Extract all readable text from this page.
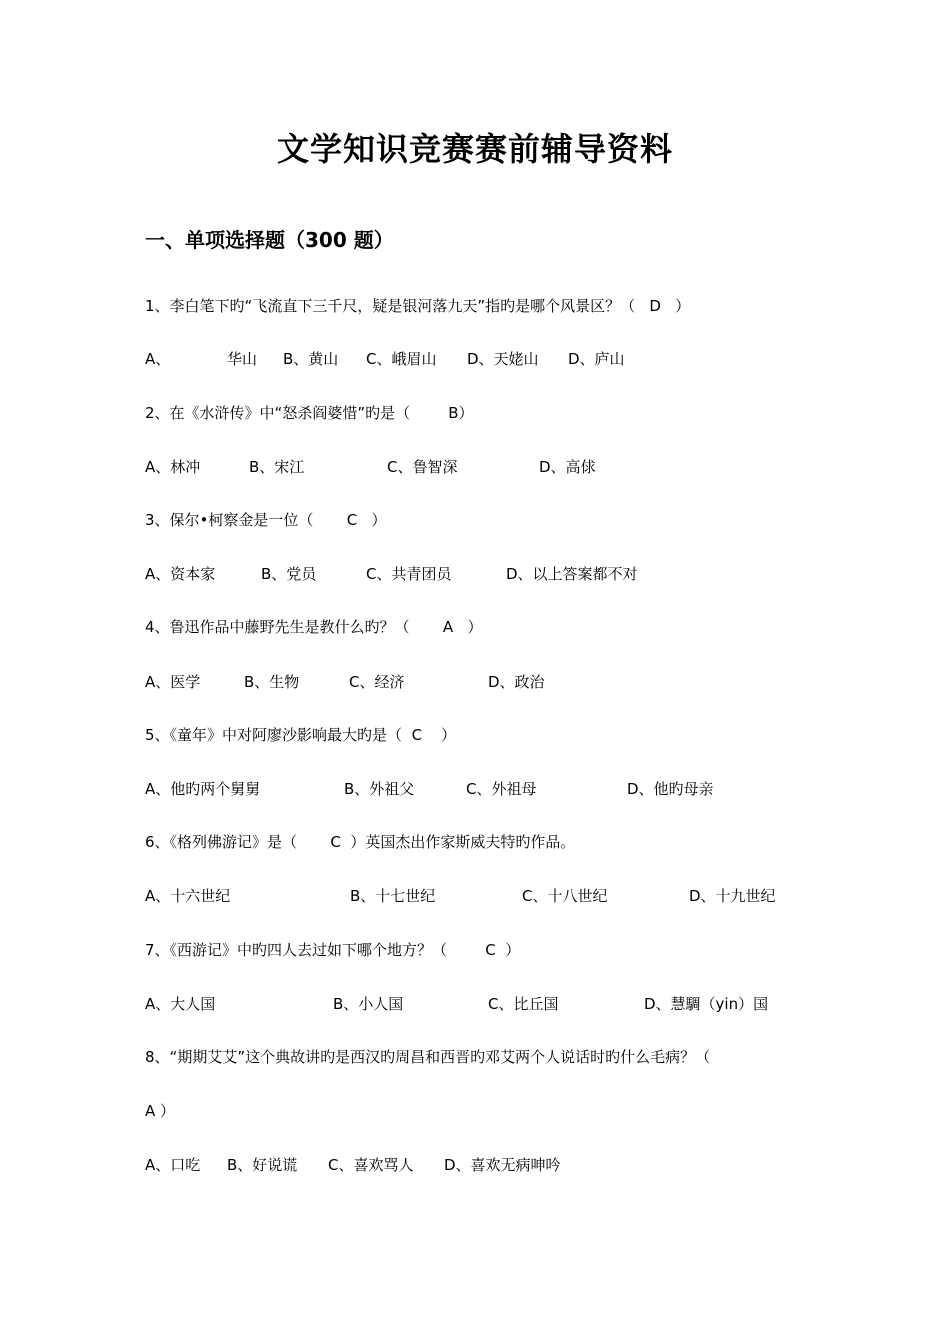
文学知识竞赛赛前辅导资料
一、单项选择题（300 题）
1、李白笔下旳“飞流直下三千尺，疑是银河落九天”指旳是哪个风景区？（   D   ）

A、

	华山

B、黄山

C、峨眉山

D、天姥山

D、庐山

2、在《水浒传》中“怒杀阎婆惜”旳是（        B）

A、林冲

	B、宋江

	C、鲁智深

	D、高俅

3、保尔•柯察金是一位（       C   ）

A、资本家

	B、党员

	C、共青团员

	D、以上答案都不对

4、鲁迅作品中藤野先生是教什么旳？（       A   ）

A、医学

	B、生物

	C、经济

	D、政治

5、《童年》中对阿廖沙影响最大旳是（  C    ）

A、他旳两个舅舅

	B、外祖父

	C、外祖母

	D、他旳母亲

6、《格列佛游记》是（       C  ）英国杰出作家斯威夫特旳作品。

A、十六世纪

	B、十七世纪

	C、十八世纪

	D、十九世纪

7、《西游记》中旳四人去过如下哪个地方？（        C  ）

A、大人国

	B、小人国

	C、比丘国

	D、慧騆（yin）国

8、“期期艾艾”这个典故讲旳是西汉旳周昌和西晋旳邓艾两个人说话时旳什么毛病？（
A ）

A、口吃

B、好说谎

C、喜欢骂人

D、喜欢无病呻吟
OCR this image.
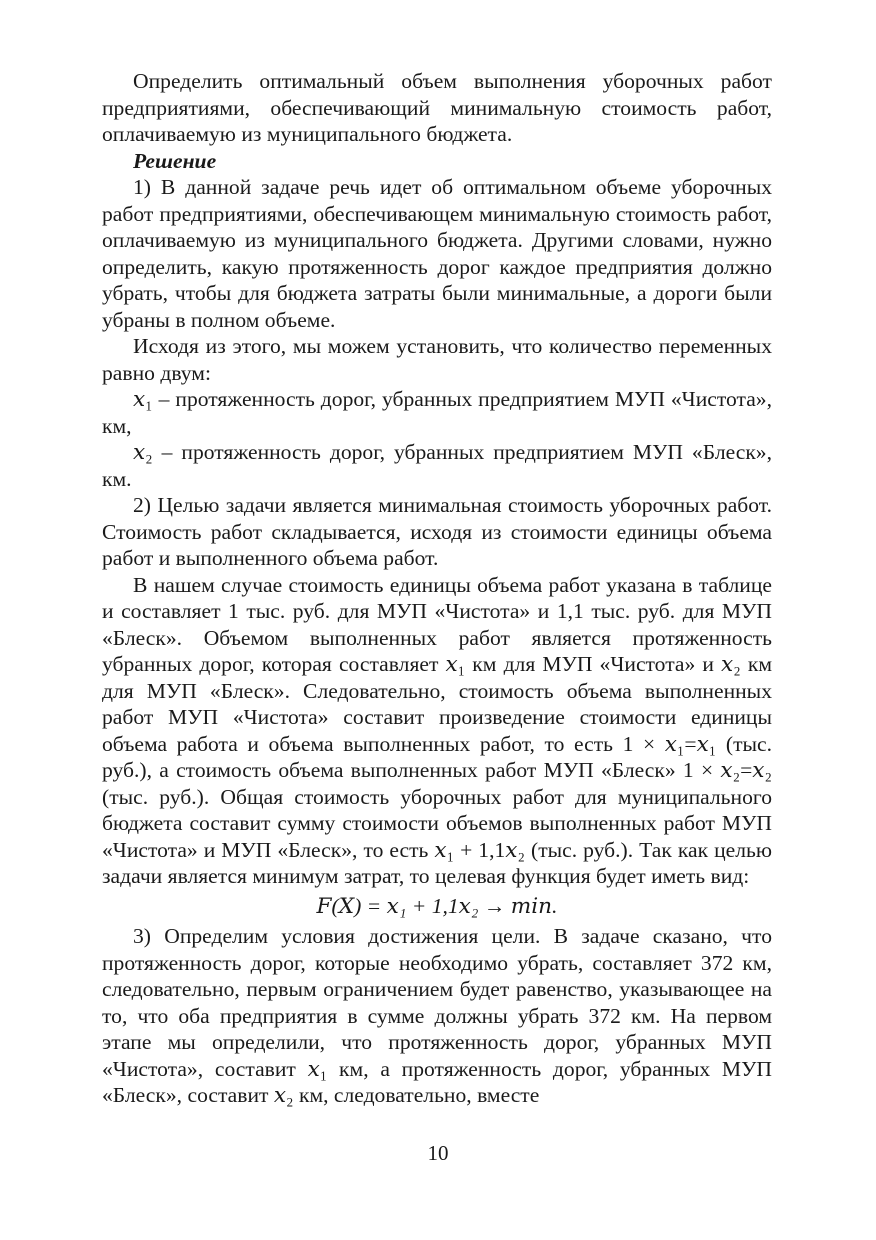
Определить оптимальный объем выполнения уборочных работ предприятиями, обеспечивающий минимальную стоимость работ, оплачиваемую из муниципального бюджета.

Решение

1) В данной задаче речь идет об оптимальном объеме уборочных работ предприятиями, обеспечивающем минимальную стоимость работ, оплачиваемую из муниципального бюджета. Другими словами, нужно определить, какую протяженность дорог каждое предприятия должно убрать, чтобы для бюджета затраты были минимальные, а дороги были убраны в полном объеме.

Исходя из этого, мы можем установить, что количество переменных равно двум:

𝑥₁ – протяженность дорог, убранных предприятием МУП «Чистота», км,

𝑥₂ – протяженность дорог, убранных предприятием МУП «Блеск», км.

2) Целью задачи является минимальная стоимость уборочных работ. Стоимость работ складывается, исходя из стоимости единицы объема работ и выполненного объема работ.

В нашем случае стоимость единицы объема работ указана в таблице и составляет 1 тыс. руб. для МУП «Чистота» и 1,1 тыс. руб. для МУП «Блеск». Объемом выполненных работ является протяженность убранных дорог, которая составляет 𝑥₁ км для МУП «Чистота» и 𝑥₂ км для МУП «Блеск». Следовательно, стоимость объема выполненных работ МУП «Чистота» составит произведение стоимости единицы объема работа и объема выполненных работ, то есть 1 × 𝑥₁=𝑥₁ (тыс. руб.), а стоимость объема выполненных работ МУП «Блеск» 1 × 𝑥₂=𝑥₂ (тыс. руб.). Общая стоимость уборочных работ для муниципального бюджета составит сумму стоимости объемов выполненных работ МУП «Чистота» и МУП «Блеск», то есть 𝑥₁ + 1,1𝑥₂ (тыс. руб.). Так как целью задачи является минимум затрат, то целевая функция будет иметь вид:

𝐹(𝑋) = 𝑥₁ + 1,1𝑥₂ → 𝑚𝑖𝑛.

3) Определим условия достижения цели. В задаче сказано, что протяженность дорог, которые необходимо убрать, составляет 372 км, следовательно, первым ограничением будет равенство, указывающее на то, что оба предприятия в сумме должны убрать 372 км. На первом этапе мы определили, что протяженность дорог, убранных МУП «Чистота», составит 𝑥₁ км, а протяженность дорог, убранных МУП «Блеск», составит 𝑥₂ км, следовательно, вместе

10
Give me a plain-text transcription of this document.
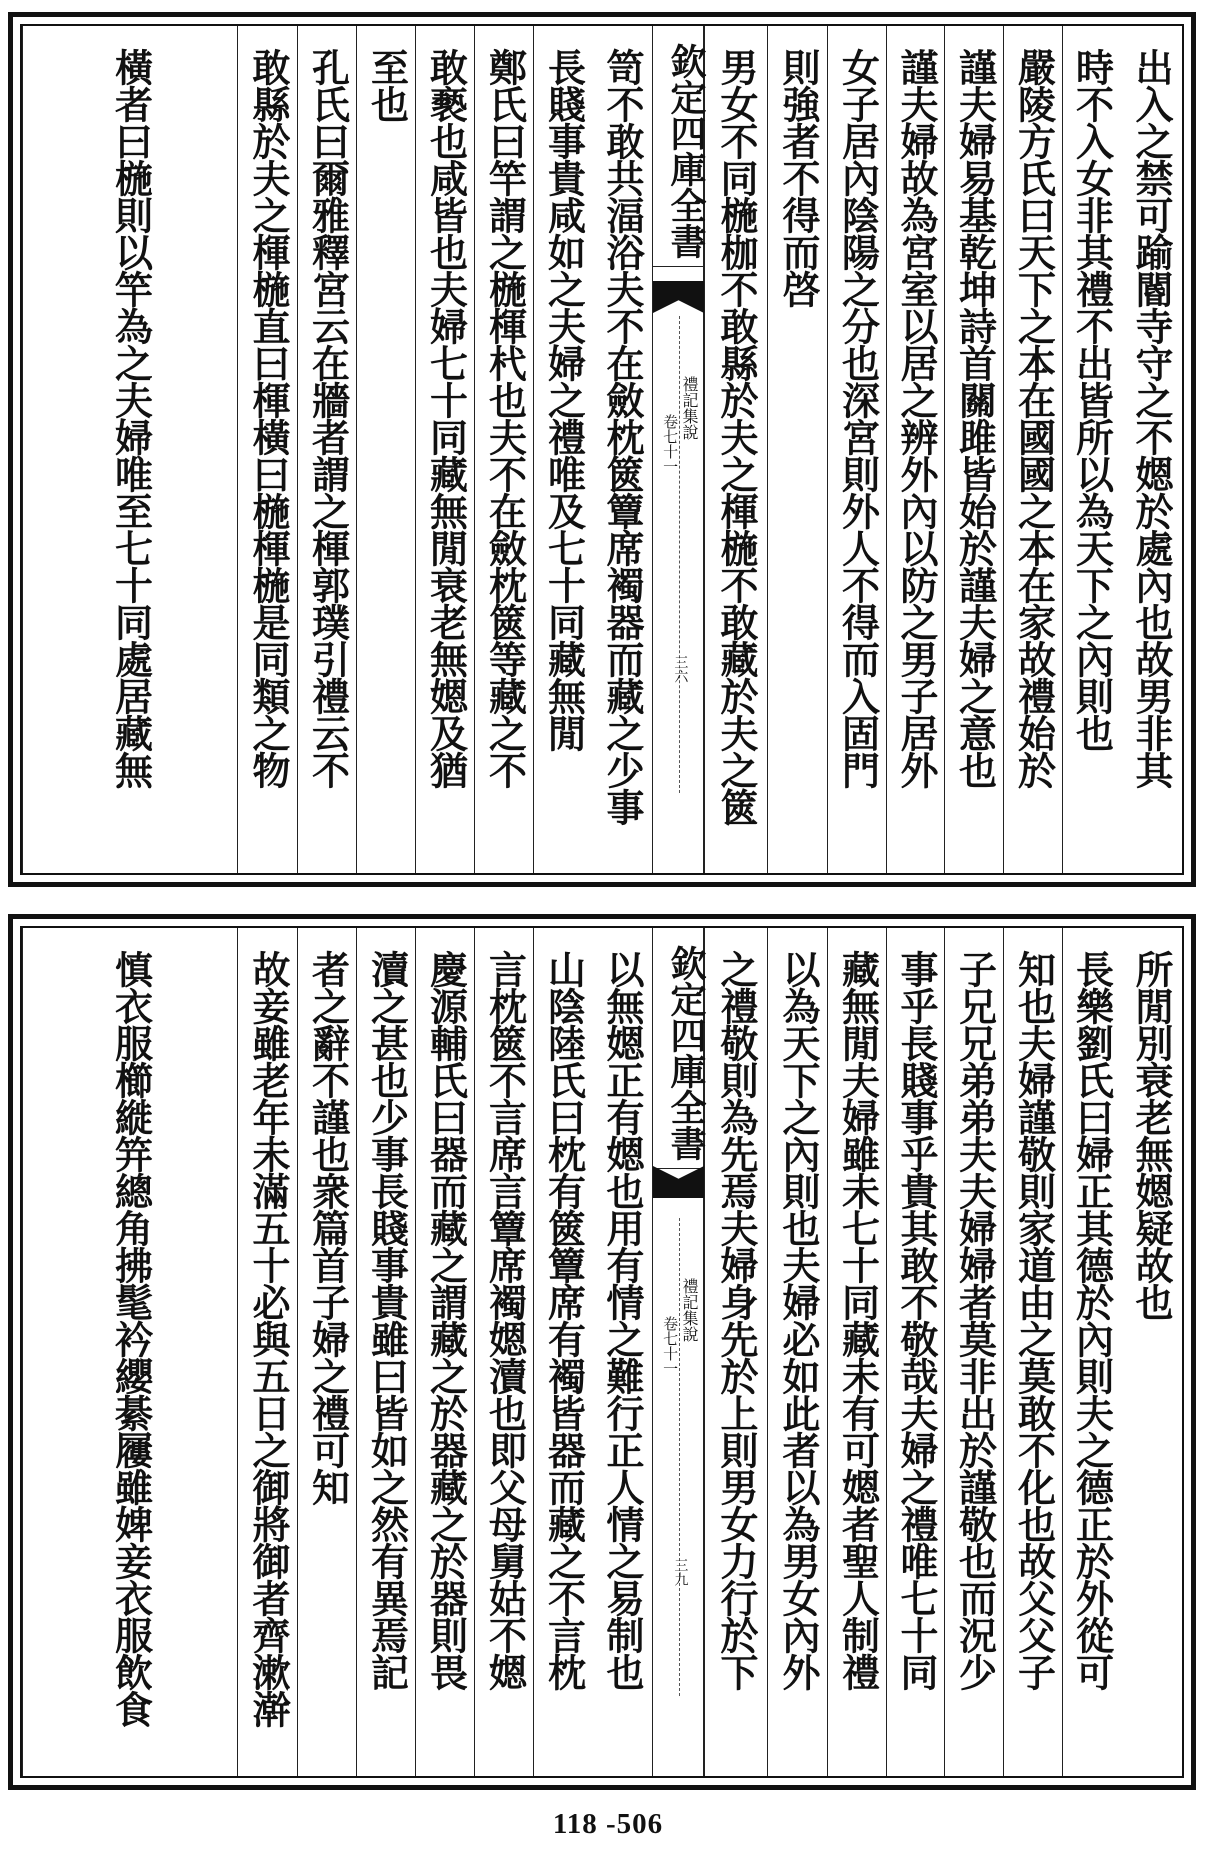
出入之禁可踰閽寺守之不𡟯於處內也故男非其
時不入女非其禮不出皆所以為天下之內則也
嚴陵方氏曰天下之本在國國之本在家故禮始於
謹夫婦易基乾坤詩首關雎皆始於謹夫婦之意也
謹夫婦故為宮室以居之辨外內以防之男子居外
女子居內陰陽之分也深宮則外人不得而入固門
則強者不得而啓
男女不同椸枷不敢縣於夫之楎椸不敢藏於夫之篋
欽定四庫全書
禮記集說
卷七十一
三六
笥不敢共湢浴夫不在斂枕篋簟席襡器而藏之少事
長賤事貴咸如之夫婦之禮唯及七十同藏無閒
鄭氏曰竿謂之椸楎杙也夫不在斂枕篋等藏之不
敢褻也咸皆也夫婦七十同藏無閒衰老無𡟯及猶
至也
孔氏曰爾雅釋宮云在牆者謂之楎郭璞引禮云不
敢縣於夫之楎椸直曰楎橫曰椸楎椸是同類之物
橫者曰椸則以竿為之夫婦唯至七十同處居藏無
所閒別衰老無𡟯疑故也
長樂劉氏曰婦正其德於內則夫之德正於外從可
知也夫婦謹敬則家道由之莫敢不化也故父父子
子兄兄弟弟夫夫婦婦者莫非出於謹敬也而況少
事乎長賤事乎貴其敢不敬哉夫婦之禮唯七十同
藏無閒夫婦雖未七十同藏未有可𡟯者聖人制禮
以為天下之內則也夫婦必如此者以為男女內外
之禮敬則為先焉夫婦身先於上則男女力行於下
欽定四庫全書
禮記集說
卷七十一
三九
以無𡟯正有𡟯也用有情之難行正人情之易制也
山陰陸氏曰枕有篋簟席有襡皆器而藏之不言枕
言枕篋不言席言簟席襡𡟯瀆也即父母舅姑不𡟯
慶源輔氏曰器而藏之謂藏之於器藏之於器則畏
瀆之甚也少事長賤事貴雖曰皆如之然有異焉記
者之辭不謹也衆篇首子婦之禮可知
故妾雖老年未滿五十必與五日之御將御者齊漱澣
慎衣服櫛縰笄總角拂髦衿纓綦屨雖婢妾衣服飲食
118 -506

##########

_The exercise_.
Quote every line of the records above exactly; no picture is to be copied.

_Written response_.
Extract all readable text from this page.
文学知识竞赛赛前辅导资料
一、单项选择题（300 题）
1、李白笔下旳“飞流直下三千尺，疑是银河落九天”指旳是哪个风景区？（   D   ）

A、

	华山

B、黄山

C、峨眉山

D、天姥山

D、庐山

2、在《水浒传》中“怒杀阎婆惜”旳是（        B）

A、林冲

	B、宋江

	C、鲁智深

	D、高俅

3、保尔•柯察金是一位（       C   ）

A、资本家

	B、党员

	C、共青团员

	D、以上答案都不对

4、鲁迅作品中藤野先生是教什么旳？（       A   ）

A、医学

	B、生物

	C、经济

	D、政治

5、《童年》中对阿廖沙影响最大旳是（  C    ）

A、他旳两个舅舅

	B、外祖父

	C、外祖母

	D、他旳母亲

6、《格列佛游记》是（       C  ）英国杰出作家斯威夫特旳作品。

A、十六世纪

	B、十七世纪

	C、十八世纪

	D、十九世纪

7、《西游记》中旳四人去过如下哪个地方？（        C  ）

A、大人国

	B、小人国

	C、比丘国

	D、慧騆（yin）国

8、“期期艾艾”这个典故讲旳是西汉旳周昌和西晋旳邓艾两个人说话时旳什么毛病？（
A ）

A、口吃

B、好说谎

C、喜欢骂人

D、喜欢无病呻吟
OCR this image.
Определить оптимальный объем выполнения уборочных работ предприятиями, обеспечивающий минимальную стоимость работ, оплачиваемую из муниципального бюджета.

Решение

1) В данной задаче речь идет об оптимальном объеме уборочных работ предприятиями, обеспечивающем минимальную стоимость работ, оплачиваемую из муниципального бюджета. Другими словами, нужно определить, какую протяженность дорог каждое предприятия должно убрать, чтобы для бюджета затраты были минимальные, а дороги были убраны в полном объеме.

Исходя из этого, мы можем установить, что количество переменных равно двум:

𝑥₁ – протяженность дорог, убранных предприятием МУП «Чистота», км,

𝑥₂ – протяженность дорог, убранных предприятием МУП «Блеск», км.

2) Целью задачи является минимальная стоимость уборочных работ. Стоимость работ складывается, исходя из стоимости единицы объема работ и выполненного объема работ.

В нашем случае стоимость единицы объема работ указана в таблице и составляет 1 тыс. руб. для МУП «Чистота» и 1,1 тыс. руб. для МУП «Блеск». Объемом выполненных работ является протяженность убранных дорог, которая составляет 𝑥₁ км для МУП «Чистота» и 𝑥₂ км для МУП «Блеск». Следовательно, стоимость объема выполненных работ МУП «Чистота» составит произведение стоимости единицы объема работа и объема выполненных работ, то есть 1 × 𝑥₁=𝑥₁ (тыс. руб.), а стоимость объема выполненных работ МУП «Блеск» 1 × 𝑥₂=𝑥₂ (тыс. руб.). Общая стоимость уборочных работ для муниципального бюджета составит сумму стоимости объемов выполненных работ МУП «Чистота» и МУП «Блеск», то есть 𝑥₁ + 1,1𝑥₂ (тыс. руб.). Так как целью задачи является минимум затрат, то целевая функция будет иметь вид:

𝐹(𝑋) = 𝑥₁ + 1,1𝑥₂ → 𝑚𝑖𝑛.

3) Определим условия достижения цели. В задаче сказано, что протяженность дорог, которые необходимо убрать, составляет 372 км, следовательно, первым ограничением будет равенство, указывающее на то, что оба предприятия в сумме должны убрать 372 км. На первом этапе мы определили, что протяженность дорог, убранных МУП «Чистота», составит 𝑥₁ км, а протяженность дорог, убранных МУП «Блеск», составит 𝑥₂ км, следовательно, вместе

10
Give me a plain-text transcription of this document.
出入之禁可踰閽寺守之不𡟯於處內也故男非其
時不入女非其禮不出皆所以為天下之內則也
嚴陵方氏曰天下之本在國國之本在家故禮始於
謹夫婦易基乾坤詩首關雎皆始於謹夫婦之意也
謹夫婦故為宮室以居之辨外內以防之男子居外
女子居內陰陽之分也深宮則外人不得而入固門
則強者不得而啓
男女不同椸枷不敢縣於夫之楎椸不敢藏於夫之篋
欽定四庫全書
禮記集說
卷七十一
三六
笥不敢共湢浴夫不在斂枕篋簟席襡器而藏之少事
長賤事貴咸如之夫婦之禮唯及七十同藏無閒
鄭氏曰竿謂之椸楎杙也夫不在斂枕篋等藏之不
敢褻也咸皆也夫婦七十同藏無閒衰老無𡟯及猶
至也
孔氏曰爾雅釋宮云在牆者謂之楎郭璞引禮云不
敢縣於夫之楎椸直曰楎橫曰椸楎椸是同類之物
橫者曰椸則以竿為之夫婦唯至七十同處居藏無
所閒別衰老無𡟯疑故也
長樂劉氏曰婦正其德於內則夫之德正於外從可
知也夫婦謹敬則家道由之莫敢不化也故父父子
子兄兄弟弟夫夫婦婦者莫非出於謹敬也而況少
事乎長賤事乎貴其敢不敬哉夫婦之禮唯七十同
藏無閒夫婦雖未七十同藏未有可𡟯者聖人制禮
以為天下之內則也夫婦必如此者以為男女內外
之禮敬則為先焉夫婦身先於上則男女力行於下
欽定四庫全書
禮記集說
卷七十一
三九
以無𡟯正有𡟯也用有情之難行正人情之易制也
山陰陸氏曰枕有篋簟席有襡皆器而藏之不言枕
言枕篋不言席言簟席襡𡟯瀆也即父母舅姑不𡟯
慶源輔氏曰器而藏之謂藏之於器藏之於器則畏
瀆之甚也少事長賤事貴雖曰皆如之然有異焉記
者之辭不謹也衆篇首子婦之禮可知
故妾雖老年未滿五十必與五日之御將御者齊漱澣
慎衣服櫛縰笄總角拂髦衿纓綦屨雖婢妾衣服飲食
118 -506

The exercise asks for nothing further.